--- start ---

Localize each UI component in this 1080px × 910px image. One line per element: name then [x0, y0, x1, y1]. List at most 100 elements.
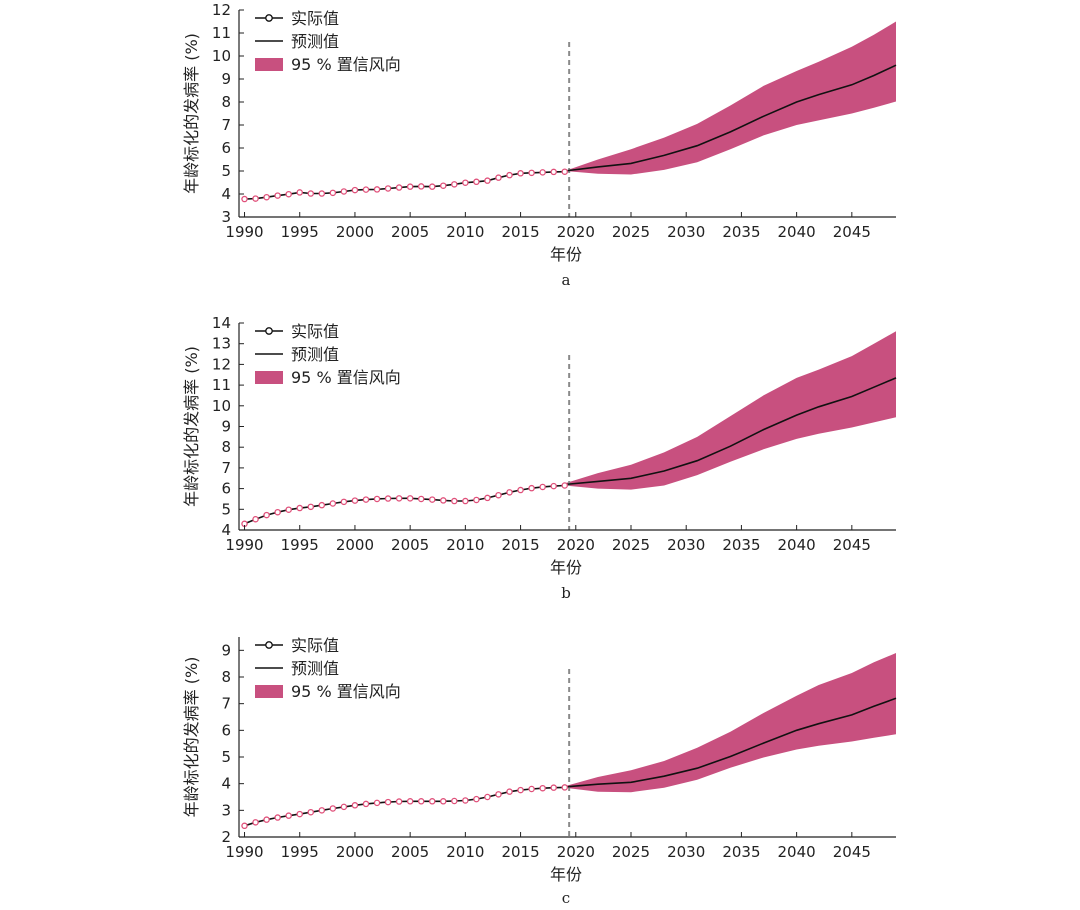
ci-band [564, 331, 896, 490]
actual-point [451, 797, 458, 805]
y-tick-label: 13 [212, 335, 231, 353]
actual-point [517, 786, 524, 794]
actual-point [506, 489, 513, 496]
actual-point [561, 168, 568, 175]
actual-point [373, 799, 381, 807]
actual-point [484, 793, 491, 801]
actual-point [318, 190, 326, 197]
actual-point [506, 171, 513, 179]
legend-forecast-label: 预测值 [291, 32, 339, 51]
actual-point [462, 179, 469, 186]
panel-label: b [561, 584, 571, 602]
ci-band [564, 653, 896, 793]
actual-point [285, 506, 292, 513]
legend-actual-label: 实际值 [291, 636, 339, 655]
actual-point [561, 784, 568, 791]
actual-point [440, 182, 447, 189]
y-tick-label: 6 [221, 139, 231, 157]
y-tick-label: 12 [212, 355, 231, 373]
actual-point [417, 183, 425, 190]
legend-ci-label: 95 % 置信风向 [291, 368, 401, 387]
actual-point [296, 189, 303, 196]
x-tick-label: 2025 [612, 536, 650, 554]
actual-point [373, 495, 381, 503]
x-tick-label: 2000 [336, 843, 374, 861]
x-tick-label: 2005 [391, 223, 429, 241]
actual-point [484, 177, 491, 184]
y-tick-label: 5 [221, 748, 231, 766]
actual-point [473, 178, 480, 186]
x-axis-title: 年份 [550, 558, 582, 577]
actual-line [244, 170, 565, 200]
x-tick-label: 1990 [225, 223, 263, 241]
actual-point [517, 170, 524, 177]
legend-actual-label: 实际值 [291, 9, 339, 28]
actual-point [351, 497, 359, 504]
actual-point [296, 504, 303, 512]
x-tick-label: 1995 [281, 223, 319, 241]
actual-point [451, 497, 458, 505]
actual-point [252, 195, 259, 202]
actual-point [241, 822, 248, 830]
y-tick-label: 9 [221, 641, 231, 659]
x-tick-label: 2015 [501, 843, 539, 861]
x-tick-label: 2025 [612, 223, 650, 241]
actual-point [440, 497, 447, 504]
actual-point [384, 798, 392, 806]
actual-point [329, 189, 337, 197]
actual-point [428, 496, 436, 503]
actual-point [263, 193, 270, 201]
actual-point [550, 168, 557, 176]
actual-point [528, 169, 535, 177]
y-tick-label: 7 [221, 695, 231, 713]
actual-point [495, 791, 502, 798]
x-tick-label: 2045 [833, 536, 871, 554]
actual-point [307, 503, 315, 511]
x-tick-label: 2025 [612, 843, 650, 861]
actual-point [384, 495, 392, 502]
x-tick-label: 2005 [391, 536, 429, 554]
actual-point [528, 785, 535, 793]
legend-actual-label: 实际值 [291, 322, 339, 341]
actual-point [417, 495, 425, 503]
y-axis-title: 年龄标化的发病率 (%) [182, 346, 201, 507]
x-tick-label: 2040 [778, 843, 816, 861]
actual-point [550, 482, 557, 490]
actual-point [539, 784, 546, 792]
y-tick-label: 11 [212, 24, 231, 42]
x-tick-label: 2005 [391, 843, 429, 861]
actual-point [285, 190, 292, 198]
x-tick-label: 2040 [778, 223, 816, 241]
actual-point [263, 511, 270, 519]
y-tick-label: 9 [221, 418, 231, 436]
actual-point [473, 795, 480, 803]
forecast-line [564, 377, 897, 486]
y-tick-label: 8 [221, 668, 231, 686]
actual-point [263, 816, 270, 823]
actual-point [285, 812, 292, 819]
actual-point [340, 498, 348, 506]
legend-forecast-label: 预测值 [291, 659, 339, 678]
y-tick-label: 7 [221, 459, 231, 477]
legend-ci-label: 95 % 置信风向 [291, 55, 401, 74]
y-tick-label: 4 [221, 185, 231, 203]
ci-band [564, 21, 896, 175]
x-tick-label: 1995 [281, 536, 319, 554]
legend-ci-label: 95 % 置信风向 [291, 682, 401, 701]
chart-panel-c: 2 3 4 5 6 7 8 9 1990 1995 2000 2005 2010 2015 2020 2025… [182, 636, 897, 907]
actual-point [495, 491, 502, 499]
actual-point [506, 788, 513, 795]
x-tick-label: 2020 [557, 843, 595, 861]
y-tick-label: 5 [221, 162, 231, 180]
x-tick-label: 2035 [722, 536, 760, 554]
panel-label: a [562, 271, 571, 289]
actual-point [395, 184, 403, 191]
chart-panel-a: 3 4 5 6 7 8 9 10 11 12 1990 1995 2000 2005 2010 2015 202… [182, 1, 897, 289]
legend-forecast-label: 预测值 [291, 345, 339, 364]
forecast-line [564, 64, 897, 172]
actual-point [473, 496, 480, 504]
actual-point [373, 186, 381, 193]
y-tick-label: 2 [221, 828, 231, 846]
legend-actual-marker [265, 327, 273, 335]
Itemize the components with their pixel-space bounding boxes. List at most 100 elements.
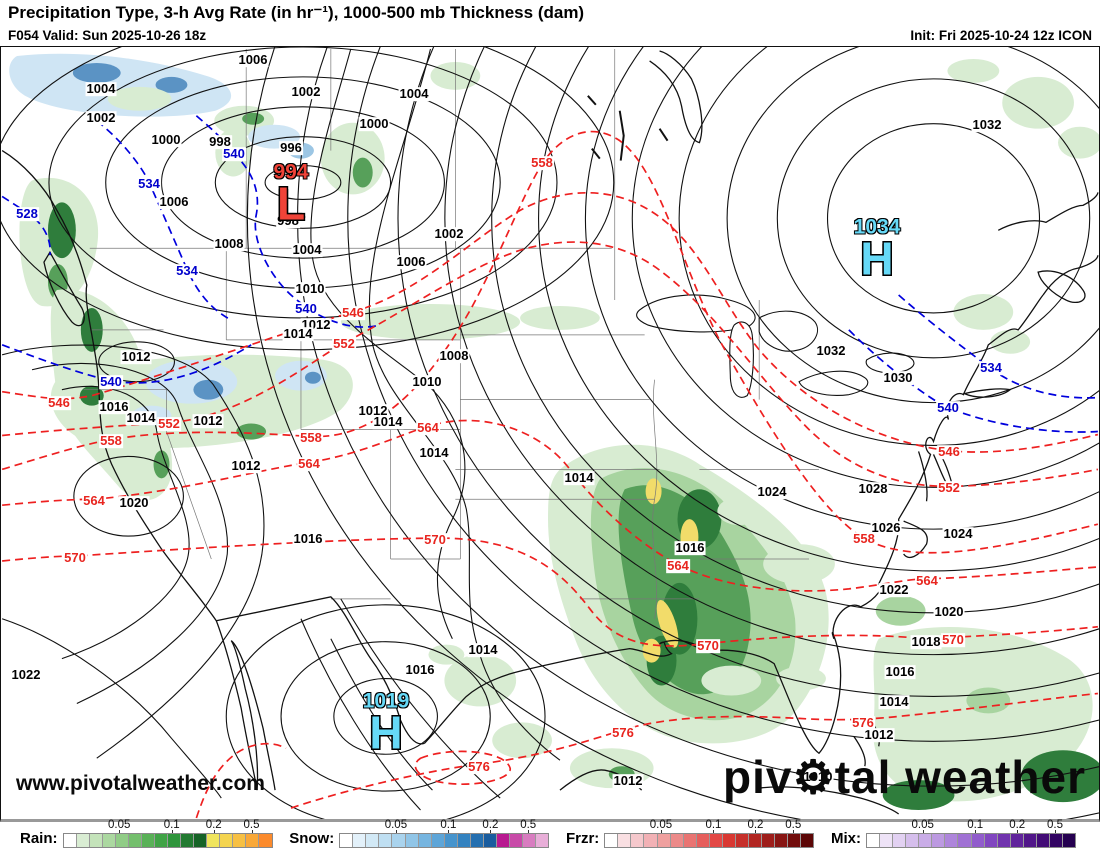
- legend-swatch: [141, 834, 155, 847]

--- end ---

INSTRUCTIONS FOR THE TASK –
Copy the records again, beginning at the line that contains "ci-band [564, 331, 896, 490]" and stopping after the line that contains "actual-point [517, 170, 524, 177]", with "x-tick-label" replaced by "x-axis-tick" and nothing else changed.

WRITTEN SOLUTION –
ci-band [564, 331, 896, 490]
actual-point [451, 797, 458, 805]
y-tick-label: 13 [212, 335, 231, 353]
actual-point [517, 786, 524, 794]
actual-point [506, 489, 513, 496]
actual-point [561, 168, 568, 175]
actual-point [373, 799, 381, 807]
actual-point [484, 793, 491, 801]
actual-point [318, 190, 326, 197]
actual-point [506, 171, 513, 179]
legend-forecast-label: 预测值 [291, 32, 339, 51]
actual-point [462, 179, 469, 186]
panel-label: b [561, 584, 571, 602]
ci-band [564, 653, 896, 793]
actual-point [285, 506, 292, 513]
legend-actual-label: 实际值 [291, 636, 339, 655]
actual-point [561, 784, 568, 791]
actual-point [440, 182, 447, 189]
y-tick-label: 6 [221, 139, 231, 157]
y-tick-label: 12 [212, 355, 231, 373]
actual-point [417, 183, 425, 190]
legend-ci-label: 95 % 置信风向 [291, 368, 401, 387]
actual-point [296, 189, 303, 196]
x-axis-tick: 2025 [612, 536, 650, 554]
actual-point [373, 495, 381, 503]
x-axis-tick: 2000 [336, 843, 374, 861]
x-axis-tick: 2005 [391, 223, 429, 241]
actual-point [484, 177, 491, 184]
y-tick-label: 5 [221, 748, 231, 766]
actual-point [473, 178, 480, 186]
x-axis-title: 年份 [550, 558, 582, 577]
actual-line [244, 170, 565, 200]
x-axis-tick: 1990 [225, 223, 263, 241]
actual-point [517, 170, 524, 177]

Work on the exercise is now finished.